[Data records]
——————

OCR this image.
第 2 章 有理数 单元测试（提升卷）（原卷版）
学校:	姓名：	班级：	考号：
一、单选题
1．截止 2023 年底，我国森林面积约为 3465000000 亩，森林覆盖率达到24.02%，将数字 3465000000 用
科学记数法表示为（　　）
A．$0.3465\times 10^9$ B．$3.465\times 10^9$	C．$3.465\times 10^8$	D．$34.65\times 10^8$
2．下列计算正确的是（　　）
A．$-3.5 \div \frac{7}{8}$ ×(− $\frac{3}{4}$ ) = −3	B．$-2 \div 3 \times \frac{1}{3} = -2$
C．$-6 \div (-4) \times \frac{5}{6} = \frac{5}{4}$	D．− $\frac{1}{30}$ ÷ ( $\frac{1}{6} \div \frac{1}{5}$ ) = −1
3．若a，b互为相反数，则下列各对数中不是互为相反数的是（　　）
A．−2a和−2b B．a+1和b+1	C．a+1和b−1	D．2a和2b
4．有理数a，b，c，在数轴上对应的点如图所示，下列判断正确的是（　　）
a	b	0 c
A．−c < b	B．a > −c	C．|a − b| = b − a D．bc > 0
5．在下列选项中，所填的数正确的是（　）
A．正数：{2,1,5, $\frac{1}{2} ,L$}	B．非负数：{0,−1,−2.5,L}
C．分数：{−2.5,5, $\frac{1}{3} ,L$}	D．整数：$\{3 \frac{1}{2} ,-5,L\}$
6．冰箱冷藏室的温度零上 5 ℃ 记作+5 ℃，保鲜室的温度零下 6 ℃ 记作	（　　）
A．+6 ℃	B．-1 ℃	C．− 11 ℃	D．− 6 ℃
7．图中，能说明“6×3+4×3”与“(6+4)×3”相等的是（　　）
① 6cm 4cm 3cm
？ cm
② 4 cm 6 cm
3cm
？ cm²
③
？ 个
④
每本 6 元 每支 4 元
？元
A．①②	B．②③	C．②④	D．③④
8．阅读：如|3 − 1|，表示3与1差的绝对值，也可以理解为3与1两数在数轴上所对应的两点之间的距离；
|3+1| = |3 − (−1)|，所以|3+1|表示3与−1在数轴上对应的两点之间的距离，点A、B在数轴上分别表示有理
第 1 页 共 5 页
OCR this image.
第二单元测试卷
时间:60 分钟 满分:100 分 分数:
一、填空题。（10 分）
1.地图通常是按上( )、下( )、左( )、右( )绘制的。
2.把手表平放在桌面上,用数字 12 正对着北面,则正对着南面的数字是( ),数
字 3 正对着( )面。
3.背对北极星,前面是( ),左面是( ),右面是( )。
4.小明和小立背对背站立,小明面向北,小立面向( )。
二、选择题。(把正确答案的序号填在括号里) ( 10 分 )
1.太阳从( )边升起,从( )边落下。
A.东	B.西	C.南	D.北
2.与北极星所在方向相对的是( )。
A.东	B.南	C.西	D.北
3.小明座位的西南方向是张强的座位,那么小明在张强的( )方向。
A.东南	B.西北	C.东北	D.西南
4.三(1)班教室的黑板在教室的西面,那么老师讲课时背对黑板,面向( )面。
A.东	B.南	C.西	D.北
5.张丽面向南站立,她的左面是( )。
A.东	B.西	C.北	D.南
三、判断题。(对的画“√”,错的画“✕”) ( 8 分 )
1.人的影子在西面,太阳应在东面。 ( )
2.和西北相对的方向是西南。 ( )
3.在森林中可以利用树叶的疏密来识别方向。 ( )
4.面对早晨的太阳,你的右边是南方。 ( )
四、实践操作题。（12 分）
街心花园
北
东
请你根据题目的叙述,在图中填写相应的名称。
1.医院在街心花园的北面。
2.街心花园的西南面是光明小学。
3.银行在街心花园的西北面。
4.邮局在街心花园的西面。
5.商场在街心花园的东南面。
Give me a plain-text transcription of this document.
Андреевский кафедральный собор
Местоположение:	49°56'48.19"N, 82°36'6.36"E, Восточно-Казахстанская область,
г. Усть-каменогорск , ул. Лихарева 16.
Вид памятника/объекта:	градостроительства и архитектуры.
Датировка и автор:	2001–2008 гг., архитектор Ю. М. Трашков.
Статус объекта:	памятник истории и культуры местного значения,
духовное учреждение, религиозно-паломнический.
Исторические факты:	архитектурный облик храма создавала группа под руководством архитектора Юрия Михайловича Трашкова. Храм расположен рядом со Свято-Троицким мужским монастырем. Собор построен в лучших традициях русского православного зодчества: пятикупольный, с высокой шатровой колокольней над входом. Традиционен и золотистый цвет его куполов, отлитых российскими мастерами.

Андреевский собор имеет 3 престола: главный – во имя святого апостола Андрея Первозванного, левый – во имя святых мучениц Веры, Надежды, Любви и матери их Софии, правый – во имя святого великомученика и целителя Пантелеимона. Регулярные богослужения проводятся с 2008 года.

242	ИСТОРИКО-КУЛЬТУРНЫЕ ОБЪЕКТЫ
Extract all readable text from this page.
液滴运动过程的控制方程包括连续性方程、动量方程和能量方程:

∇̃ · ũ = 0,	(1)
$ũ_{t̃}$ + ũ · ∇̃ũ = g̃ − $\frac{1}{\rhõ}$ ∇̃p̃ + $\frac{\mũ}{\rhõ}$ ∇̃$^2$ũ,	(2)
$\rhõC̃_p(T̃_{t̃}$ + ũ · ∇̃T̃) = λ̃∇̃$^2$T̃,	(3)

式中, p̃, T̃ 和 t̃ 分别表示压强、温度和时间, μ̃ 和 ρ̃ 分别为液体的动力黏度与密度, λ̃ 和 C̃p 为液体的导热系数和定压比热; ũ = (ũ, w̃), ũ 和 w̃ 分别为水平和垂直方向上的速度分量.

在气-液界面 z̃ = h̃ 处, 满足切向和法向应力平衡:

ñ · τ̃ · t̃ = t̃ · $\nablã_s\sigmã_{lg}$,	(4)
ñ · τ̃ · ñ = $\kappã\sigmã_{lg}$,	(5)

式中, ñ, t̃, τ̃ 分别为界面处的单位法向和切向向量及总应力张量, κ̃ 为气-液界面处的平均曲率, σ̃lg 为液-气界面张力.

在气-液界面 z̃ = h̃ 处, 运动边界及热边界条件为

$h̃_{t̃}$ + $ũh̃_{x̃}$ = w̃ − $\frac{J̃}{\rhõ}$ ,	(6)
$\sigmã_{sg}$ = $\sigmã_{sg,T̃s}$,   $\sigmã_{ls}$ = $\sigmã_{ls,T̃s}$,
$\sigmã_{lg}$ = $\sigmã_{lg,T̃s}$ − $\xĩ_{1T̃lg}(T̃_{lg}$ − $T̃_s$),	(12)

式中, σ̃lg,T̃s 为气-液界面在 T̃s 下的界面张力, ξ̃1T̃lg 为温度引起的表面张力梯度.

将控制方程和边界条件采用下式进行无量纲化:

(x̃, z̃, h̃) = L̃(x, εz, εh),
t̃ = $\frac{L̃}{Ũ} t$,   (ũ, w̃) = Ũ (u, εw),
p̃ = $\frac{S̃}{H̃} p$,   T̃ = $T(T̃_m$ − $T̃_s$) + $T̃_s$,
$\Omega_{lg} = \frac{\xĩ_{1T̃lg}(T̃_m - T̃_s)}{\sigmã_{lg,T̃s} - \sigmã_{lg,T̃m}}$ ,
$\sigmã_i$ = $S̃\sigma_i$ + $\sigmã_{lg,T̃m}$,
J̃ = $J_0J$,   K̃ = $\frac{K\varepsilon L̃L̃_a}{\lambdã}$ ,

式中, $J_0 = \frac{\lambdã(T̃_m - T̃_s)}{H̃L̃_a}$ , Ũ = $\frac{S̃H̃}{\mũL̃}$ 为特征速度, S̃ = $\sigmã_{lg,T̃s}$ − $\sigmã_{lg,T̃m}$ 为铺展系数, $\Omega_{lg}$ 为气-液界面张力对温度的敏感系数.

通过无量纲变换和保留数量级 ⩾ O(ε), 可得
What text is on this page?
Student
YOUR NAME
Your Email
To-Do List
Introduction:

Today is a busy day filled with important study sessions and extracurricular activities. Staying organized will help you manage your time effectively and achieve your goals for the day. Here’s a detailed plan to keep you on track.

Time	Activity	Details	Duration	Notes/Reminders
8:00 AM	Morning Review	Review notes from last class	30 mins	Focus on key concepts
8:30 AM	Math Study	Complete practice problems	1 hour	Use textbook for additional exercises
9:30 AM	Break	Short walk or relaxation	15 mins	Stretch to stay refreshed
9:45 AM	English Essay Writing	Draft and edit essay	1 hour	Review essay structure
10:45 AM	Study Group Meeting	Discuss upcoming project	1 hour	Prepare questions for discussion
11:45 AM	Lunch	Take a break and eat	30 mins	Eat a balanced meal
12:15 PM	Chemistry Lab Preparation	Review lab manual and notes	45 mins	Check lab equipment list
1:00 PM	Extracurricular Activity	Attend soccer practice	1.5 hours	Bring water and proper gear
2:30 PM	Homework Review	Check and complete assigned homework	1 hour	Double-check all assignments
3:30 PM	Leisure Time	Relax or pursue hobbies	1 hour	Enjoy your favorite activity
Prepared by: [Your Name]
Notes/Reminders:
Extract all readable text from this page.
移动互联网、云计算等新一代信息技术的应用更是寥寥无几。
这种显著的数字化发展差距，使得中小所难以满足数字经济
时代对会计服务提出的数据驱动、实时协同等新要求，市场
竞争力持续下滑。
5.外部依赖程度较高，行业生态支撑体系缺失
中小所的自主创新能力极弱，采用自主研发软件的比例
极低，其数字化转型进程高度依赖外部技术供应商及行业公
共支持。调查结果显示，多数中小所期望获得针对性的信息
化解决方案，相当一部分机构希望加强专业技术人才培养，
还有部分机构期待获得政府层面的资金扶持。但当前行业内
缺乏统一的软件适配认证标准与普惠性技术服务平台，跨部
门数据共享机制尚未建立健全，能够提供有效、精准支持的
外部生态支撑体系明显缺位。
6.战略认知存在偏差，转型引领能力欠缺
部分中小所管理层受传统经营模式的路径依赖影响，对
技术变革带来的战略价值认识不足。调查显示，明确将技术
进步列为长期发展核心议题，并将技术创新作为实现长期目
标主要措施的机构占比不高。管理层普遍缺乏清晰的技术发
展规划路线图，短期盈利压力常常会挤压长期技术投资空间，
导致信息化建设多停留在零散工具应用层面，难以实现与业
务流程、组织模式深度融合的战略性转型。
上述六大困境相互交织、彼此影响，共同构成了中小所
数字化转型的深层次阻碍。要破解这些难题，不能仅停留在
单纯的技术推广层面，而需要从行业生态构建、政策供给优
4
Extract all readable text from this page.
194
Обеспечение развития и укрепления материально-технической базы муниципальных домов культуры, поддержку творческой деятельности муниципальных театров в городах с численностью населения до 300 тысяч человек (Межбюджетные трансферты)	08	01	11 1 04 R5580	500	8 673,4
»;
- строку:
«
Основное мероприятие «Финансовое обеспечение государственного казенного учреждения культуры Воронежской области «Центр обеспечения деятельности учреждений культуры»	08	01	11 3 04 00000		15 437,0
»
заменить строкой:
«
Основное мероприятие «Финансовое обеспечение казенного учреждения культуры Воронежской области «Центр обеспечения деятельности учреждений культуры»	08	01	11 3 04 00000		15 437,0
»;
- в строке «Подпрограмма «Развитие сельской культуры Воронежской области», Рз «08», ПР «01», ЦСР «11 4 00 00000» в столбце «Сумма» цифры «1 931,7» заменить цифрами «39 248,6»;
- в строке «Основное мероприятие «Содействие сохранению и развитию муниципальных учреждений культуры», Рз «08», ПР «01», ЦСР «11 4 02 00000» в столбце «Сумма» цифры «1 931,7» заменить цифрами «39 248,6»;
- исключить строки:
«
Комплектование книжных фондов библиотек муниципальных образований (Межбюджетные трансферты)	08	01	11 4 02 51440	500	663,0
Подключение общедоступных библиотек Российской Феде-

——————

→ Goal
Extract every line containing the string "Финансовое" from the data above.

→ Written reply
Основное мероприятие «Финансовое обеспечение государственного казенного учреждения культуры Воронежской области «Центр обеспечения деятельности учреждений культуры»	08	01	11 3 04 00000		15 437,0
Основное мероприятие «Финансовое обеспечение казенного учреждения культуры Воронежской области «Центр обеспечения деятельности учреждений культуры»	08	01	11 3 04 00000		15 437,0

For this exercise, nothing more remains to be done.